TASK
Find the string "image" in the listing and report every line that has it.

A block of data
------

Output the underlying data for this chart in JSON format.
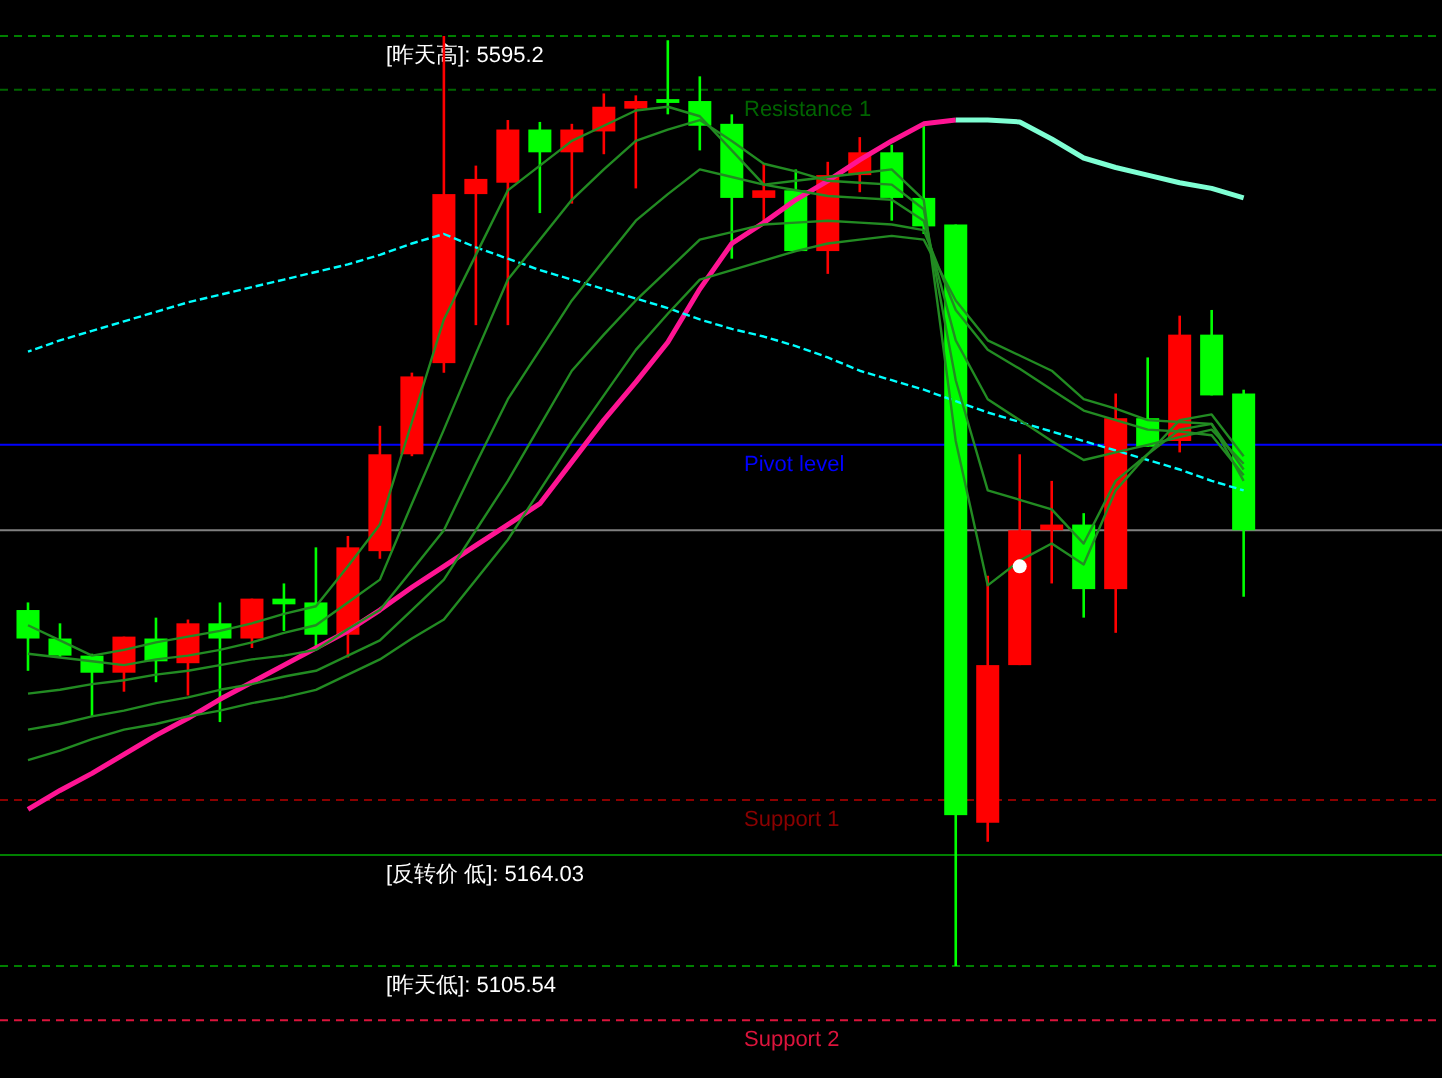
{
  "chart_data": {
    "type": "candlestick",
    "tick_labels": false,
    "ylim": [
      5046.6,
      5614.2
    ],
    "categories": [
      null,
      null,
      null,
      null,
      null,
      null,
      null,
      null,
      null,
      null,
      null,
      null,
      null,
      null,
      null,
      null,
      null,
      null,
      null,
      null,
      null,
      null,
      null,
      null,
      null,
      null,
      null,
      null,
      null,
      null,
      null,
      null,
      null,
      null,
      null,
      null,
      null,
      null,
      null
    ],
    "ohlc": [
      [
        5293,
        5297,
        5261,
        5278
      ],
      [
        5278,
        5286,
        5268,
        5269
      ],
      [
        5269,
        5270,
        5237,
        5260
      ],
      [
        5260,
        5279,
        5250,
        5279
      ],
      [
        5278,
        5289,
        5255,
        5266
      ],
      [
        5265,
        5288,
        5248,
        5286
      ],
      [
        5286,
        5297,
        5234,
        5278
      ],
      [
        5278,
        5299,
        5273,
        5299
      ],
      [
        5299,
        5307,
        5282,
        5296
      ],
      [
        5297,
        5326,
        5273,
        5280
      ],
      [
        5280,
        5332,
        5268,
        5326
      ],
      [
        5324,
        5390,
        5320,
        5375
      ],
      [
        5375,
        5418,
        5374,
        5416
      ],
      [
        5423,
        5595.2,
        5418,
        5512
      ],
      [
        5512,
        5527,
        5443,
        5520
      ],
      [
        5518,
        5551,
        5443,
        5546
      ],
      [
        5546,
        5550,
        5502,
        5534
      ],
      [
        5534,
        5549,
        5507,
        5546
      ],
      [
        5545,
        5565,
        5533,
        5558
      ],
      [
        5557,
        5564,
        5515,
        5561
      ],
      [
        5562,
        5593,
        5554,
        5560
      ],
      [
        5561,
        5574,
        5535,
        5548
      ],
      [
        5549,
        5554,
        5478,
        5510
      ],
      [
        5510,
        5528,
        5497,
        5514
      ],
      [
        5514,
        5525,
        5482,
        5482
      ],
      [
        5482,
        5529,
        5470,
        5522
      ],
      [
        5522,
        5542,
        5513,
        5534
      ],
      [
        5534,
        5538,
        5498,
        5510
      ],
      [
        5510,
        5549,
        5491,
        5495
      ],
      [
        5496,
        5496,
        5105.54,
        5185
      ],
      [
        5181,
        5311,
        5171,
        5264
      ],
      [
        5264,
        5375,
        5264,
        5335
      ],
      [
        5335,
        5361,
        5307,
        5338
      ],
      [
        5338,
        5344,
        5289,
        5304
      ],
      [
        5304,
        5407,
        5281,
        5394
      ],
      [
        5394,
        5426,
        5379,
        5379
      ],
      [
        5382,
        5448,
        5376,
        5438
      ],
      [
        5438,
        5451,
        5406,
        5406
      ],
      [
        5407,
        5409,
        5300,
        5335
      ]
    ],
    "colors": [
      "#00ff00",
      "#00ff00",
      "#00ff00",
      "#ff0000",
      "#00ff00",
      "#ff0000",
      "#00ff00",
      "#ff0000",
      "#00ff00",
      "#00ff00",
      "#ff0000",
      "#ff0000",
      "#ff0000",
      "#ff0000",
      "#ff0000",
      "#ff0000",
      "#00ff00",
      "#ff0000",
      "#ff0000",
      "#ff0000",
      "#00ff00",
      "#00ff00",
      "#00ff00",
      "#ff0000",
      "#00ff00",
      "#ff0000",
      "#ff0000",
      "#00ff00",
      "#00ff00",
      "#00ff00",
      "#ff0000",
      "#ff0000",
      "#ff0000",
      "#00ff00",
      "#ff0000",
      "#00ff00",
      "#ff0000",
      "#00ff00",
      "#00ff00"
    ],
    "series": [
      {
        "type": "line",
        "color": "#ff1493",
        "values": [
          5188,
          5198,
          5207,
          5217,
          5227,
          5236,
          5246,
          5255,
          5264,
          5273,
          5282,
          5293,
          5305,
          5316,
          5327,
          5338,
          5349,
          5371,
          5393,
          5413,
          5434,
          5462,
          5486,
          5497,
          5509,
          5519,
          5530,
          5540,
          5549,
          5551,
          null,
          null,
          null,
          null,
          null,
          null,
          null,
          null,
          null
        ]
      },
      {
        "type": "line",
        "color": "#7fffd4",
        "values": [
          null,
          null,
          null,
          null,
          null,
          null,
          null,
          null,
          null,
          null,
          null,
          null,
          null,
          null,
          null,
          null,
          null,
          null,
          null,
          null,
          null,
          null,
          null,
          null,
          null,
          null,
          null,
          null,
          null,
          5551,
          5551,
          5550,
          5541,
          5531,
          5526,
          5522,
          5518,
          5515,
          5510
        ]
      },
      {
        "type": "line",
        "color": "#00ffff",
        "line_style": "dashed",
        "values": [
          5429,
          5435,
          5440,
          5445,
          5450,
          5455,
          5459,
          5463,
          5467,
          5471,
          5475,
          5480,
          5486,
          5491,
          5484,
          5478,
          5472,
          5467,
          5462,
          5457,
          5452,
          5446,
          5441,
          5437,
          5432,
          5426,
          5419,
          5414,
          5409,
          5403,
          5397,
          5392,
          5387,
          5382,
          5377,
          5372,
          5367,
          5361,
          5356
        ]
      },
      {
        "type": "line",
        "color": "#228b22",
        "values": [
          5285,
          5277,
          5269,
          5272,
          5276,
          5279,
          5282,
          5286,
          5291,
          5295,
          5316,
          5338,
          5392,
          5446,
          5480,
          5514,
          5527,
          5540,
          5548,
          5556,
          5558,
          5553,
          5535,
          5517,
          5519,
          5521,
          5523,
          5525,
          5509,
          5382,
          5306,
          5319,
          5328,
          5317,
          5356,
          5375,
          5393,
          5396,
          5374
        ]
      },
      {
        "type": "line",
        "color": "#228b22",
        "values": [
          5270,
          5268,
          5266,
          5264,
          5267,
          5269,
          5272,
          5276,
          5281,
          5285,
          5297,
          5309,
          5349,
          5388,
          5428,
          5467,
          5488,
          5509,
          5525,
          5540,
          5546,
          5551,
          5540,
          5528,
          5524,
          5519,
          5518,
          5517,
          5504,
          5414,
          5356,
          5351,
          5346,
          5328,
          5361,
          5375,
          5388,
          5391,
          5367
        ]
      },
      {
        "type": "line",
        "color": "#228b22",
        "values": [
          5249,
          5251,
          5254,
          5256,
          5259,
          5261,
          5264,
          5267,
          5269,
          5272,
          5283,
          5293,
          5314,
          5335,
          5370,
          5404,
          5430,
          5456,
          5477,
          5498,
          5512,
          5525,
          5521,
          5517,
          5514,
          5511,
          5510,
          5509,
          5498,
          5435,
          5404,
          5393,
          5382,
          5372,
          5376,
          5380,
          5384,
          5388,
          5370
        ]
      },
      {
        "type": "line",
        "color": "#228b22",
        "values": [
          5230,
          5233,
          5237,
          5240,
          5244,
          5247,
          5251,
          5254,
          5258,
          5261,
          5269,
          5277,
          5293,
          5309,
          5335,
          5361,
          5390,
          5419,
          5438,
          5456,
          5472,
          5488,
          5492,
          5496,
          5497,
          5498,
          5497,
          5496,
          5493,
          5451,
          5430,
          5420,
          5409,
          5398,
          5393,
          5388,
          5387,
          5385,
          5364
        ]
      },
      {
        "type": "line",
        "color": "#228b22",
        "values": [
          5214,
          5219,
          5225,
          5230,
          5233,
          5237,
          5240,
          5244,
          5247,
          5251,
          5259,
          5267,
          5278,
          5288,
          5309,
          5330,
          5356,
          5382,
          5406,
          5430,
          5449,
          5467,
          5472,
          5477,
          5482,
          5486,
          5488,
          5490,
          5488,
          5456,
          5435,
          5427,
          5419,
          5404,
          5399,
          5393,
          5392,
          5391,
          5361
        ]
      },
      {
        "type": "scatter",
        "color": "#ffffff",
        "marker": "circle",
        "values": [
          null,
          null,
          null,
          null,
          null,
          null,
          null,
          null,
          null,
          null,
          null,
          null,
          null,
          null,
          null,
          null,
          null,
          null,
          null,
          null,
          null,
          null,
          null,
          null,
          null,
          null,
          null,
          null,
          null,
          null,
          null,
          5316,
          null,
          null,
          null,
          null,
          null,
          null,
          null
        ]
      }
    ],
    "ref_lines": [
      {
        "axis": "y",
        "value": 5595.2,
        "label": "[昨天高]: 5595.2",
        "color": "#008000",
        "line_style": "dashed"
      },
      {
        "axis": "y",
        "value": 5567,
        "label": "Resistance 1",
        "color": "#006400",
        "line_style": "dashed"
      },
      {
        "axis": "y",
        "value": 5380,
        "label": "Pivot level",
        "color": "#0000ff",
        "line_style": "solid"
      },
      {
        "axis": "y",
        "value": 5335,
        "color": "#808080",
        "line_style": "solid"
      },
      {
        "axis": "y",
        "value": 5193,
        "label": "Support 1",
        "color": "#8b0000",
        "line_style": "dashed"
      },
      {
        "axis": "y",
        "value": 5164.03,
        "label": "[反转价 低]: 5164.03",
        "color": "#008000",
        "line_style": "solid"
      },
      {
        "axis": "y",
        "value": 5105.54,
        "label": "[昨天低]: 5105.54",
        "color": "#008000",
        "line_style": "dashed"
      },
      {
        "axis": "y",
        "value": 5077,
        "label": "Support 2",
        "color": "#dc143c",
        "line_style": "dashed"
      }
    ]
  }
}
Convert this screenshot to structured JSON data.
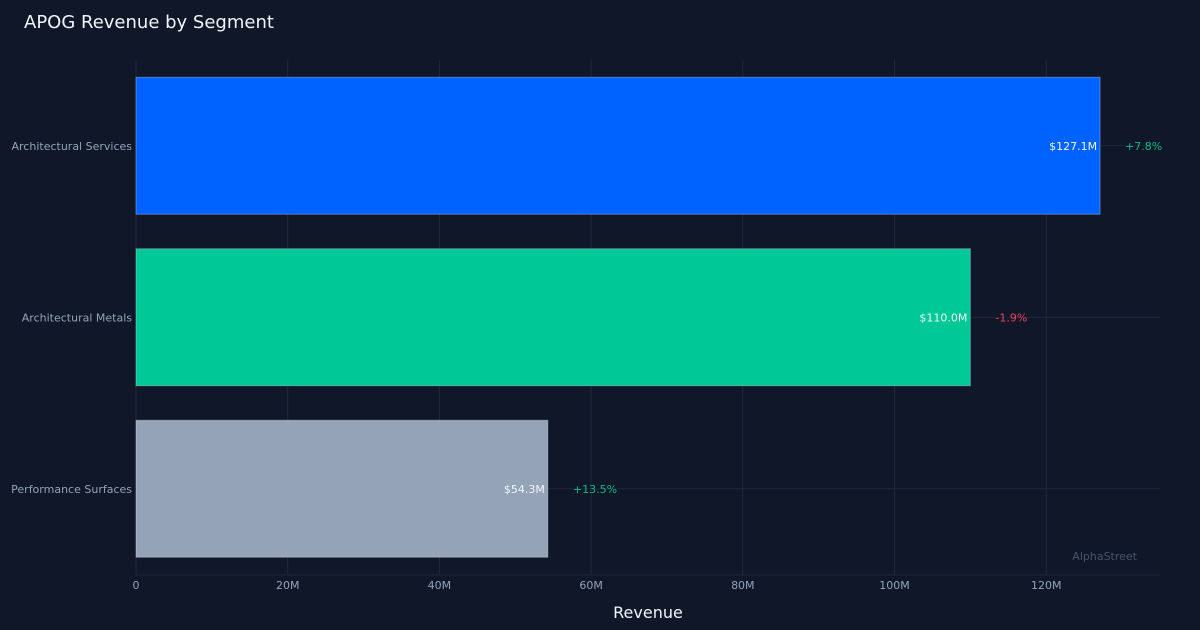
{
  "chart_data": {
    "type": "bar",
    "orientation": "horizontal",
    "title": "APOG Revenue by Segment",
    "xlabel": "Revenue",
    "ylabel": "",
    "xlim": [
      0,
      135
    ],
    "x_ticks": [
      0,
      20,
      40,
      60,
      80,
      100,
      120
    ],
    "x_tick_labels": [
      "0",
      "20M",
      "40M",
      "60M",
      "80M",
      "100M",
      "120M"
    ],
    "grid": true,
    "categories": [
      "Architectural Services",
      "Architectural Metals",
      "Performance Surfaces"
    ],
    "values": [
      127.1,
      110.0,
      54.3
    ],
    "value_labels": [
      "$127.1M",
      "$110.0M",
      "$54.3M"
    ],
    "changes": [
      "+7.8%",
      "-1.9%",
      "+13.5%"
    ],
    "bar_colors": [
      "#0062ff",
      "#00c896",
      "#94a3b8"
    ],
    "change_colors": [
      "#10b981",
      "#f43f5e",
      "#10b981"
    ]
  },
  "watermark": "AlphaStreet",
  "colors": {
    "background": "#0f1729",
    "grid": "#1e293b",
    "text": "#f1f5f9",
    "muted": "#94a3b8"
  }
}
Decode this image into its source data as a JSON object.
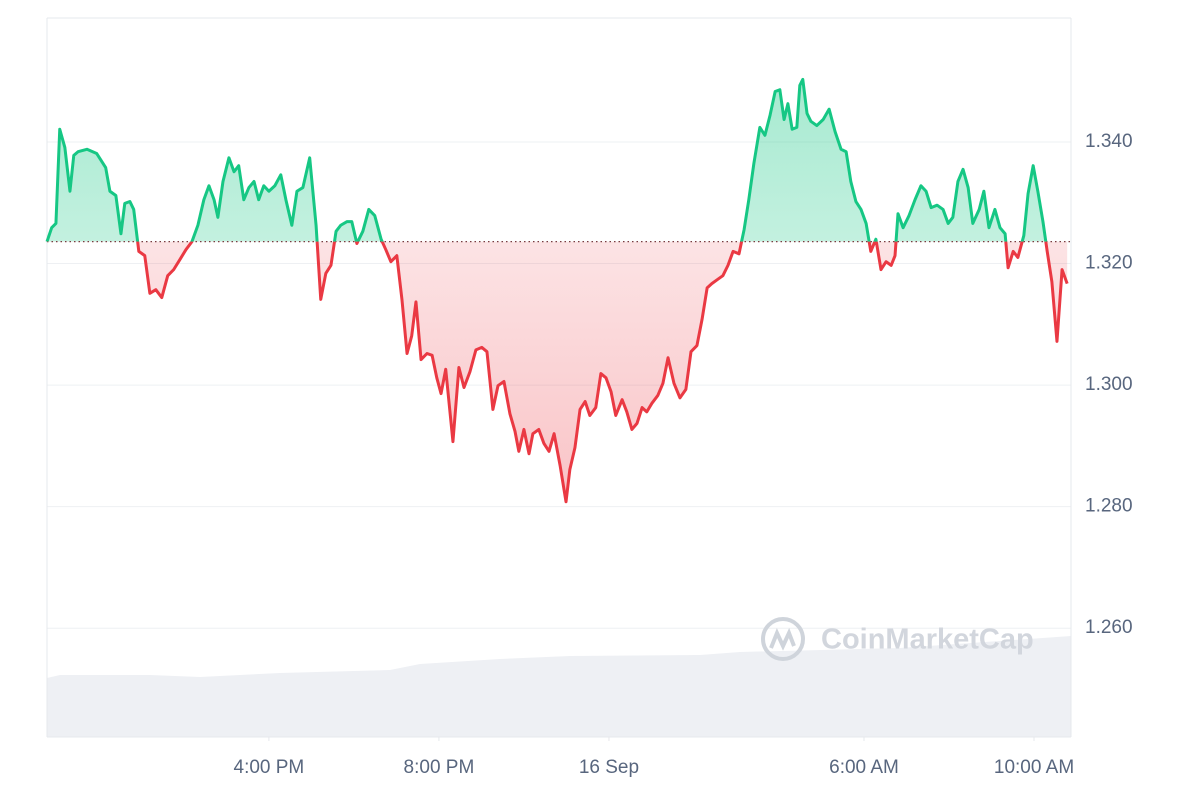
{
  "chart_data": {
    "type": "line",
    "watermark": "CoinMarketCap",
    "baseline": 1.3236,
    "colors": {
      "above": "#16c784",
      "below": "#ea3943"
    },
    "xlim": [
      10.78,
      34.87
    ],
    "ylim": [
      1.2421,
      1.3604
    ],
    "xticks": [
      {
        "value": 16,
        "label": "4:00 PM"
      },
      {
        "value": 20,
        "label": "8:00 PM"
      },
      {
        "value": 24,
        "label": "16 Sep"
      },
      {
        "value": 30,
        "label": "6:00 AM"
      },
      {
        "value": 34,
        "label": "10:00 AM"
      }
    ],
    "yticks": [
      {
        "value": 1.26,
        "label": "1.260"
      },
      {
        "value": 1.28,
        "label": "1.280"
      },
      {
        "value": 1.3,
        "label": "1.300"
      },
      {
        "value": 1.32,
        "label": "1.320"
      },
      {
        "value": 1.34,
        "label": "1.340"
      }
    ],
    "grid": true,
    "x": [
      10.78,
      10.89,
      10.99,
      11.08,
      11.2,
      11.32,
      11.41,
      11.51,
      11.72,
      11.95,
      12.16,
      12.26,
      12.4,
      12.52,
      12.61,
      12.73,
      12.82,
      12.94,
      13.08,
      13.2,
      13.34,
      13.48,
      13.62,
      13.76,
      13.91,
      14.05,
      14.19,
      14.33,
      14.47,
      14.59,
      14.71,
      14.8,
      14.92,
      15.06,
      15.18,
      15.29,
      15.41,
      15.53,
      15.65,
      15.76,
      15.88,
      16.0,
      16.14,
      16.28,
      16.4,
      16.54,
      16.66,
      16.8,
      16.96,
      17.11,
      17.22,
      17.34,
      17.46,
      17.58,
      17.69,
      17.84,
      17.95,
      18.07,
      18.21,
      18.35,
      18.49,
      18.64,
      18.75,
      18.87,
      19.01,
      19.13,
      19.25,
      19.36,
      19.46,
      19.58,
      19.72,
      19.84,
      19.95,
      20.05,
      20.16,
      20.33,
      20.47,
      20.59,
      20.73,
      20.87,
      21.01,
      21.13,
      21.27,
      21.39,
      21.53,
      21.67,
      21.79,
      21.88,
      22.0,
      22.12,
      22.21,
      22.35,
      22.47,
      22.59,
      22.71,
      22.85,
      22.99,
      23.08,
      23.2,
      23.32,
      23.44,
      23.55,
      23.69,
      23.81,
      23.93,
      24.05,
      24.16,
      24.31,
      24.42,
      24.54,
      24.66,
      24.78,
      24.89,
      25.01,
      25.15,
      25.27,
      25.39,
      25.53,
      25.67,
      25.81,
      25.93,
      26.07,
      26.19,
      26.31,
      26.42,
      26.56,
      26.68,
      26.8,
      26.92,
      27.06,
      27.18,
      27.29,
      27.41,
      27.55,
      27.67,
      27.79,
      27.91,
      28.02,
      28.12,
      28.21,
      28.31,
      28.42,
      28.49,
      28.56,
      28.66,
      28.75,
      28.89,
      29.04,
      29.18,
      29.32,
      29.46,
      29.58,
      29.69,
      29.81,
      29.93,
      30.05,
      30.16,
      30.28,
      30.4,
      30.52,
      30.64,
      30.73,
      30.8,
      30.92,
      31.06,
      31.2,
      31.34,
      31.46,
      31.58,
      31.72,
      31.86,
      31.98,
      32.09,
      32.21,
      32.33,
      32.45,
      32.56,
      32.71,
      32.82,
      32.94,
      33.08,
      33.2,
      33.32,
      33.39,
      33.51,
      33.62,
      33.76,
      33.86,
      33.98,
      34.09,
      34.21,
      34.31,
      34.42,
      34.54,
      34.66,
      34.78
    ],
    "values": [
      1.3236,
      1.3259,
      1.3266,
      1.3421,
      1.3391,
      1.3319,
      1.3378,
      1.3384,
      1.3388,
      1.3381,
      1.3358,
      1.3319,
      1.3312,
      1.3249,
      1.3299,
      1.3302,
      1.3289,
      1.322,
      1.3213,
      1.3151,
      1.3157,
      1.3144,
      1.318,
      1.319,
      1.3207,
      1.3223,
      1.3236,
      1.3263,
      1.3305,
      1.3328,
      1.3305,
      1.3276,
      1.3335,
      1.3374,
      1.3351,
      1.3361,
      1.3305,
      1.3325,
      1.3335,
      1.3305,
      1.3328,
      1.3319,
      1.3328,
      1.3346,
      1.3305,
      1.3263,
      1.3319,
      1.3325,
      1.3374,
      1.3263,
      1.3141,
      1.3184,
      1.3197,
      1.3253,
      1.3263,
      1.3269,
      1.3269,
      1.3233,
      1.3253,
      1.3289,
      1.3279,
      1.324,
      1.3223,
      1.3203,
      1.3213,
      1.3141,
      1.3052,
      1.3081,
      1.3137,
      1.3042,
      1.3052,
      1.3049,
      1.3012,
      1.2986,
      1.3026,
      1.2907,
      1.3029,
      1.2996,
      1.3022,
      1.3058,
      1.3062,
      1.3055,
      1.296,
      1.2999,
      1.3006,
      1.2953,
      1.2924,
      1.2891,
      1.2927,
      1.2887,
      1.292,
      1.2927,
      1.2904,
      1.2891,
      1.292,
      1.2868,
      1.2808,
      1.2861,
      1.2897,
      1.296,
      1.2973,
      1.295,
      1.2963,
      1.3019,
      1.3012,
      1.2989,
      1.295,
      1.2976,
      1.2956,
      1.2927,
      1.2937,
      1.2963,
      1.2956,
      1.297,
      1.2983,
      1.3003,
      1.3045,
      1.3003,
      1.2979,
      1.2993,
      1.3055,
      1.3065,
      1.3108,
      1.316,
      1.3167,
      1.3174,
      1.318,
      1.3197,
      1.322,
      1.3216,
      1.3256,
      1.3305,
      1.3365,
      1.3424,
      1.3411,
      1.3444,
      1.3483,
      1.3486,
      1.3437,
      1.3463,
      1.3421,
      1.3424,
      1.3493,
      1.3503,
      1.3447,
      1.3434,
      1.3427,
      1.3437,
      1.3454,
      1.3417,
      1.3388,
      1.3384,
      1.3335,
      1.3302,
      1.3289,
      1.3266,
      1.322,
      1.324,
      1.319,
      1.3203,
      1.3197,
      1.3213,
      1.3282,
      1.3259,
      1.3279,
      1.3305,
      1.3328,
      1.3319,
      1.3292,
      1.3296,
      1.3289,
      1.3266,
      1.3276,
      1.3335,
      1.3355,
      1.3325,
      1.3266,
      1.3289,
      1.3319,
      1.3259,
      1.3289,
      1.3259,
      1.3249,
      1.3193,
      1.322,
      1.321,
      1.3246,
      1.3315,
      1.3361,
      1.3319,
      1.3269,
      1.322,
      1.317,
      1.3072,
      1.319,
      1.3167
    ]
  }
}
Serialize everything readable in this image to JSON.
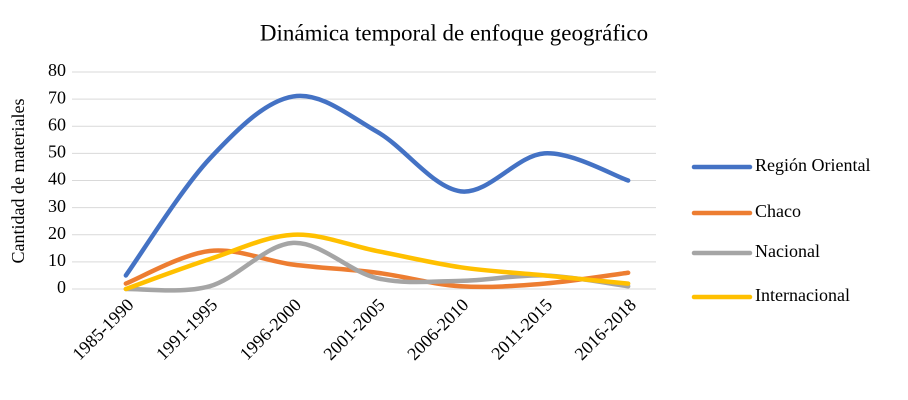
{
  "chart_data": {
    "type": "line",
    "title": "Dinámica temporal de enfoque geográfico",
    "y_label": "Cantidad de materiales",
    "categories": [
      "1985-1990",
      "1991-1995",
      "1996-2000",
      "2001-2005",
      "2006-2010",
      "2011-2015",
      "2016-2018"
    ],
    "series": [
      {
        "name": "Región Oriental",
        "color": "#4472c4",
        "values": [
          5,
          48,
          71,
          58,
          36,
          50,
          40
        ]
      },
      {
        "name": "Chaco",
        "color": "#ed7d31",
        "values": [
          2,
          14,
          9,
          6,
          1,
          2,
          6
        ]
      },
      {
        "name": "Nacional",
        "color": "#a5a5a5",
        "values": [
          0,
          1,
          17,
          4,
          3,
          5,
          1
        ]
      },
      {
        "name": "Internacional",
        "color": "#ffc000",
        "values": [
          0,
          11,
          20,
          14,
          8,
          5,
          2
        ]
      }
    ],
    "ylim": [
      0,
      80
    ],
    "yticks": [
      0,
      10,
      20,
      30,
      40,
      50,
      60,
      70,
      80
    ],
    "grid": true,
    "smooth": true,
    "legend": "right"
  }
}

------

EXERCISE RESULT
Decode this image into its source data as a JSON object.
Serialize everything readable in this image to JSON.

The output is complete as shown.